* [Written exercise]: Write out every entry exactly as given, but omit the pictures.

-=-=-

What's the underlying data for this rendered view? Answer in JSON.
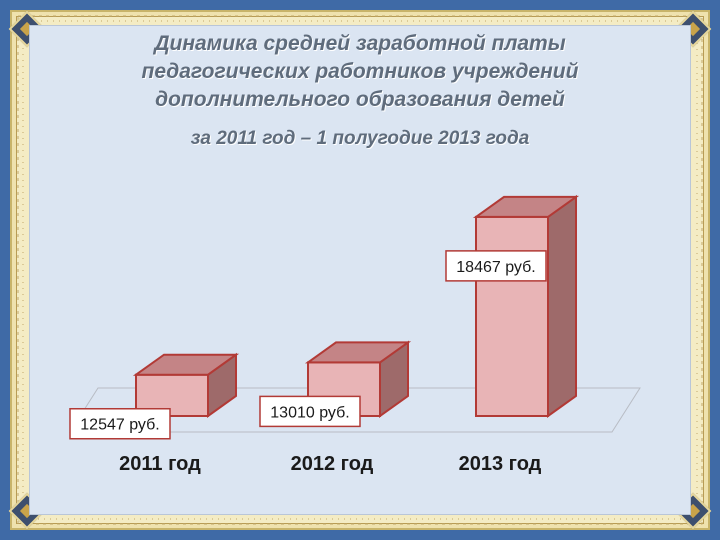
{
  "slide": {
    "title_lines": [
      "Динамика средней заработной платы",
      "педагогических работников учреждений",
      "дополнительного образования детей"
    ],
    "subtitle": "за 2011 год – 1 полугодие 2013 года"
  },
  "colors": {
    "background": "#3f6aa6",
    "frame": "#f4ecc4",
    "panel": "#dbe5f2",
    "bar_front": "#e8b4b6",
    "bar_side": "#9e6a6a",
    "bar_top": "#c48486",
    "bar_edge": "#b23a36",
    "title_text": "#5f6c7c"
  },
  "chart_data": {
    "type": "bar",
    "style": "3d",
    "title": "Динамика средней заработной платы педагогических работников учреждений дополнительного образования детей",
    "subtitle": "за 2011 год – 1 полугодие 2013 года",
    "categories": [
      "2011 год",
      "2012 год",
      "2013 год"
    ],
    "values": [
      12547,
      13010,
      18467
    ],
    "data_labels": [
      "12547 руб.",
      "13010 руб.",
      "18467 руб."
    ],
    "xlabel": "",
    "ylabel": "",
    "ylim": [
      11000,
      20000
    ],
    "grid": false,
    "legend": "none"
  }
}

-=-=-

* [Full solution]:
What's the underlying data for this rendered view? Answer in JSON.
{
  "slide": {
    "title_lines": [
      "Динамика средней заработной платы",
      "педагогических работников учреждений",
      "дополнительного образования детей"
    ],
    "subtitle": "за 2011 год – 1 полугодие 2013 года"
  },
  "colors": {
    "background": "#3f6aa6",
    "frame": "#f4ecc4",
    "panel": "#dbe5f2",
    "bar_front": "#e8b4b6",
    "bar_side": "#9e6a6a",
    "bar_top": "#c48486",
    "bar_edge": "#b23a36",
    "title_text": "#5f6c7c"
  },
  "chart_data": {
    "type": "bar",
    "style": "3d",
    "title": "Динамика средней заработной платы педагогических работников учреждений дополнительного образования детей",
    "subtitle": "за 2011 год – 1 полугодие 2013 года",
    "categories": [
      "2011 год",
      "2012 год",
      "2013 год"
    ],
    "values": [
      12547,
      13010,
      18467
    ],
    "data_labels": [
      "12547 руб.",
      "13010 руб.",
      "18467 руб."
    ],
    "xlabel": "",
    "ylabel": "",
    "ylim": [
      11000,
      20000
    ],
    "grid": false,
    "legend": "none"
  }
}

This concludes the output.